### Exercise description
Report only the number of lines holding "First".

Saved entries

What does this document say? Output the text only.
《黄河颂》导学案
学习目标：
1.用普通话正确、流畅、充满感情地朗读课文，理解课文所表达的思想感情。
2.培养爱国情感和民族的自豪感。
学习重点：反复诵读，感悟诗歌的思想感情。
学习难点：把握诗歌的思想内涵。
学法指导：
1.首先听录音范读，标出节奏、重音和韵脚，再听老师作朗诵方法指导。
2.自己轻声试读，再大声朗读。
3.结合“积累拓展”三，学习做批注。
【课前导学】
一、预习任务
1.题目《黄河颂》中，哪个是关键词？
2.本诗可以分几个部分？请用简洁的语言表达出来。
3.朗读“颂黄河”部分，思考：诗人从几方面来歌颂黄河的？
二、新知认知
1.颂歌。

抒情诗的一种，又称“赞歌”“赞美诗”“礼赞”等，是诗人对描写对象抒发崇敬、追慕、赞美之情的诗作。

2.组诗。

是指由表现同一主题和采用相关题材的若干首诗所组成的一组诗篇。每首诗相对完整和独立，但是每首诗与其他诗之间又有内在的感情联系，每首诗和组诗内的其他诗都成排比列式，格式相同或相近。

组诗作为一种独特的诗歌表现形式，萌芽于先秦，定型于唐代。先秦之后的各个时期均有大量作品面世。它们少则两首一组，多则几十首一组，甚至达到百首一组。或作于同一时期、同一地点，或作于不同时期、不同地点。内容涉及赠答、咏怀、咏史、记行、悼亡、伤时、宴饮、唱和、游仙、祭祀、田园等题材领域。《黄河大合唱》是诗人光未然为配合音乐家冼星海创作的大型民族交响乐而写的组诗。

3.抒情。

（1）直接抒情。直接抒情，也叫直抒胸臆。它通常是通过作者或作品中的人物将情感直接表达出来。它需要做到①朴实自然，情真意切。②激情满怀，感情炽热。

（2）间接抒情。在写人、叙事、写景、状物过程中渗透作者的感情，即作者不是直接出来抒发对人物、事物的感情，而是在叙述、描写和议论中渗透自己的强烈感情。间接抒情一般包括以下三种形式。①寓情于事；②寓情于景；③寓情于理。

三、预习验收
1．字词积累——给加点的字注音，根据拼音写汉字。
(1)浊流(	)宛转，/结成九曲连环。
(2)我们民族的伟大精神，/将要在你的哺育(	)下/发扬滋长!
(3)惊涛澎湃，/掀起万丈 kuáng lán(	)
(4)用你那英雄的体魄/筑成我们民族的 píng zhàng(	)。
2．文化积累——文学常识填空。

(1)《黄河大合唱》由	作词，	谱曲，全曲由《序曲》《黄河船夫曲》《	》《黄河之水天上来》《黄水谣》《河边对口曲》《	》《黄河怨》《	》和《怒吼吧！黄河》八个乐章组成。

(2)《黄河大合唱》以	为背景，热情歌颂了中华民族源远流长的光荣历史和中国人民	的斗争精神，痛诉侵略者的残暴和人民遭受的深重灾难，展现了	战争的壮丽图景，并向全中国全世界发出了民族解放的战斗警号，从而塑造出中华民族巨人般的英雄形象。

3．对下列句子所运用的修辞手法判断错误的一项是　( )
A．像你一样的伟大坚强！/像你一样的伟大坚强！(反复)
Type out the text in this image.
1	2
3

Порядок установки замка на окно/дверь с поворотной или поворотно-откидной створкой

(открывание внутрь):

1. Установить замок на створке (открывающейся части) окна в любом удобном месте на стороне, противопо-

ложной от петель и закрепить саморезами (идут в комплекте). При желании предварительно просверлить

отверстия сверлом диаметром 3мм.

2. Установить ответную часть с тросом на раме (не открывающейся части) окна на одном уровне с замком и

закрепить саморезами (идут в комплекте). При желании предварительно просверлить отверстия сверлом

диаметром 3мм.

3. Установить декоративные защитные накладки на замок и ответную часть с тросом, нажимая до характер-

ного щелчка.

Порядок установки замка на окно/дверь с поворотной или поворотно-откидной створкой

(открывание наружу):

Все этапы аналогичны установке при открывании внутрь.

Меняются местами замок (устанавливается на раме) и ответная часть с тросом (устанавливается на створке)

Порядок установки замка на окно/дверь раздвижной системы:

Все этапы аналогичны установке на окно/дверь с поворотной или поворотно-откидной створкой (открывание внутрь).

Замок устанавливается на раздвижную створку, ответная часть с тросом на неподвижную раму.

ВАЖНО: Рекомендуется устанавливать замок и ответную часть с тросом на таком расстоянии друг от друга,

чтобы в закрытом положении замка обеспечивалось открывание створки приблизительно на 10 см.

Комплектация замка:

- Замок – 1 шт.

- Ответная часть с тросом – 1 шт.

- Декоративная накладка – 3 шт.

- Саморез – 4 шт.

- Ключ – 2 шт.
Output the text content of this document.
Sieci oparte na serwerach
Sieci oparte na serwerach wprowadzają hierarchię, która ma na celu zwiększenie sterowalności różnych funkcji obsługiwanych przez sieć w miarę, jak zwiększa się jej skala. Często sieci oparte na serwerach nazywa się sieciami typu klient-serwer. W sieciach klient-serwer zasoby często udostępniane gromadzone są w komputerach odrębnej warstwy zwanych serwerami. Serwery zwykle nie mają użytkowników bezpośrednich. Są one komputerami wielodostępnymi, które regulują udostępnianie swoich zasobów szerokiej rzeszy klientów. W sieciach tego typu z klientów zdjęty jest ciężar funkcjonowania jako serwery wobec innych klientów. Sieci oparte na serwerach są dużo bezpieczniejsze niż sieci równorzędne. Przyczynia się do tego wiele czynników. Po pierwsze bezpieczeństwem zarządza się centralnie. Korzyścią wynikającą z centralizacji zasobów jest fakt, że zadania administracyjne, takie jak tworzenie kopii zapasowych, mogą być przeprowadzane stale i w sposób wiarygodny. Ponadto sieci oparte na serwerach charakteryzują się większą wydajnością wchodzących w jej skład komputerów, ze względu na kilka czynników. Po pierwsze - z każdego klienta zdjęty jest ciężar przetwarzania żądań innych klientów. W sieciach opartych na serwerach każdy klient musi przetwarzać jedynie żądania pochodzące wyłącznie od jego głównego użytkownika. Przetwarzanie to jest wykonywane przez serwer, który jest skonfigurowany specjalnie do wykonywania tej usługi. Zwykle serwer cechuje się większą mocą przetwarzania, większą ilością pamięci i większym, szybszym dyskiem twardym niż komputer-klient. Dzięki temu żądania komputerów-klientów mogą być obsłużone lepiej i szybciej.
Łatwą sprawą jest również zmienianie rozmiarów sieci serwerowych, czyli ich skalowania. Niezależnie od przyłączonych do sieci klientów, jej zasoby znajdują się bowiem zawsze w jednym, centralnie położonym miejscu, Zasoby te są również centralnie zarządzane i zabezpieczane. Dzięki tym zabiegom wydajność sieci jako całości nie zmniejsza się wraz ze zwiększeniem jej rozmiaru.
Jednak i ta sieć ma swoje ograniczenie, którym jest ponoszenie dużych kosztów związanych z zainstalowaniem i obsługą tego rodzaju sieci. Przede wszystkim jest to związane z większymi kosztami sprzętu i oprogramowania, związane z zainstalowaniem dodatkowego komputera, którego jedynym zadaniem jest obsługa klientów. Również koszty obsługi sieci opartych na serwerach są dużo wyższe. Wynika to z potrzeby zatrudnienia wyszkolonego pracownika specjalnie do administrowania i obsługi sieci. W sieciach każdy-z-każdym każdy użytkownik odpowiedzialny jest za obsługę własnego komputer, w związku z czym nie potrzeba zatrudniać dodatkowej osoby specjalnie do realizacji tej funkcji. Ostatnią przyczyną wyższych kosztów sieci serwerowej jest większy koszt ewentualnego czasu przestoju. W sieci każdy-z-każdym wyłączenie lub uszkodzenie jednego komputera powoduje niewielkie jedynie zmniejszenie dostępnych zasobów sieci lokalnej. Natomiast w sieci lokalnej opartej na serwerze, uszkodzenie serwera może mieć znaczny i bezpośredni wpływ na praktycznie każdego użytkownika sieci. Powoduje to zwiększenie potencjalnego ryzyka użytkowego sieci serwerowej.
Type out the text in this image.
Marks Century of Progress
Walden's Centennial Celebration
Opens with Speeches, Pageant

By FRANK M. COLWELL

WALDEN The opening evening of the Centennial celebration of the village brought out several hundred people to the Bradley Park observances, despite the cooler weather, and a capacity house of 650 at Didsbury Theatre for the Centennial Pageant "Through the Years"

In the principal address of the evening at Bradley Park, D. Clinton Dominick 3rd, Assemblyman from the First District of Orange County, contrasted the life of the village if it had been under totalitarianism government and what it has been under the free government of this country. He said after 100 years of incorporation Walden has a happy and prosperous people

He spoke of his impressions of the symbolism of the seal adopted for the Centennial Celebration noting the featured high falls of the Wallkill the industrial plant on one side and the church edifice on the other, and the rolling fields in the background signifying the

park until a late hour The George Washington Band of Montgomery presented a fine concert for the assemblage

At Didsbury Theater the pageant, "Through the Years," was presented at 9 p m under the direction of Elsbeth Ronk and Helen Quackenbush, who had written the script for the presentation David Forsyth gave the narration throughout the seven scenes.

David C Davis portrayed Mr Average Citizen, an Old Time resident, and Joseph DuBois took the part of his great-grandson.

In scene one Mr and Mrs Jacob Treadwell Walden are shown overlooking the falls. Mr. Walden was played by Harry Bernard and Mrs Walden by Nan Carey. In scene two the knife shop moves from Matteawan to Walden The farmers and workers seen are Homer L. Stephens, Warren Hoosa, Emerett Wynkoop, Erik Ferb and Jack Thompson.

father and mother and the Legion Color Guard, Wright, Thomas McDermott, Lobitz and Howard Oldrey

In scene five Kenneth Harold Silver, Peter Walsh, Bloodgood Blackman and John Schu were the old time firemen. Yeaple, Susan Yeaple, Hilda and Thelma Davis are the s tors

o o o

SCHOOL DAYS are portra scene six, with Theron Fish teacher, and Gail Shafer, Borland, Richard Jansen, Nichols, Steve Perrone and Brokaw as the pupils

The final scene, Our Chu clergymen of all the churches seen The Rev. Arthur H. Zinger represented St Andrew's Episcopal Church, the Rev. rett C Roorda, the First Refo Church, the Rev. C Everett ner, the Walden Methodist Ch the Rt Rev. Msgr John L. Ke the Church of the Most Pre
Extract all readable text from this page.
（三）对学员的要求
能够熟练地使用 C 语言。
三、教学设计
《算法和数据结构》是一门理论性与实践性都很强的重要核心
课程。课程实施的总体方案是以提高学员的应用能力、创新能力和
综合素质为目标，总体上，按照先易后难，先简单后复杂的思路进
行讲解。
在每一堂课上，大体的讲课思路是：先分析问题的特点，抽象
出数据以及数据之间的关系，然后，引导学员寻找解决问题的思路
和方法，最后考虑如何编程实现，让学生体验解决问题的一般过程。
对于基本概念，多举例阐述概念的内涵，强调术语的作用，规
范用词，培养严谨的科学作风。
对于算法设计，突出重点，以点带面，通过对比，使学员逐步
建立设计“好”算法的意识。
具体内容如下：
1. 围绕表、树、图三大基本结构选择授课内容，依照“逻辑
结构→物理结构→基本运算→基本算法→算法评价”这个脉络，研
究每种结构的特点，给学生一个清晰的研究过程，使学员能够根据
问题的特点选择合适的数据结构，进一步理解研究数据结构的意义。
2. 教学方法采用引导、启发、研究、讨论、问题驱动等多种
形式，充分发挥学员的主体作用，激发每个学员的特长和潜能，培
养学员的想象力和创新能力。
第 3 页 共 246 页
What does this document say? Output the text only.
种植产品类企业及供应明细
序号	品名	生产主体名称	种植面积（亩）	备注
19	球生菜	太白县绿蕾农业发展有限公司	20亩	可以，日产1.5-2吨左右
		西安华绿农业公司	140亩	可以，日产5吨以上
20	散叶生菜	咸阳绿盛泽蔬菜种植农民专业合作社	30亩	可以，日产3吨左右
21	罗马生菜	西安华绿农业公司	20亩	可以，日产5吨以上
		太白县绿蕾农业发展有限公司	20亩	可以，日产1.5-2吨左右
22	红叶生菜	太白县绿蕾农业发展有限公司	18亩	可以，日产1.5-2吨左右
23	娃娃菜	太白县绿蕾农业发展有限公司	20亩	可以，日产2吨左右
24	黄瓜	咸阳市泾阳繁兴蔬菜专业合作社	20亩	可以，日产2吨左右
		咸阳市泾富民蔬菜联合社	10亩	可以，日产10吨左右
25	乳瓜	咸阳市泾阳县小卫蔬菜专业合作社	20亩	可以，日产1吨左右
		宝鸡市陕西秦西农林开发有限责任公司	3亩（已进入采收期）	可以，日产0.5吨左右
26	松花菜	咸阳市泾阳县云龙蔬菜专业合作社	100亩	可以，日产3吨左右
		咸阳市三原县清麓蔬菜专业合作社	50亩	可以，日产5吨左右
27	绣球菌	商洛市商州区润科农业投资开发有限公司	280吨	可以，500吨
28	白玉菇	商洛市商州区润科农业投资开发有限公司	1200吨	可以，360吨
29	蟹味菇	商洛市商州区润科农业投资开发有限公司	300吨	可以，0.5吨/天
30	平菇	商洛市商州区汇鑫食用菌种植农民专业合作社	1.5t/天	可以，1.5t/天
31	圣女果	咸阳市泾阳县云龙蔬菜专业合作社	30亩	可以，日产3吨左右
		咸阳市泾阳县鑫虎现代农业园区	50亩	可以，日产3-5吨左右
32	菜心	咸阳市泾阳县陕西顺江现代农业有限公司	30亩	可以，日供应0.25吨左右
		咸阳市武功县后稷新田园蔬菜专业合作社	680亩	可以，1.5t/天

### Solution for this task
2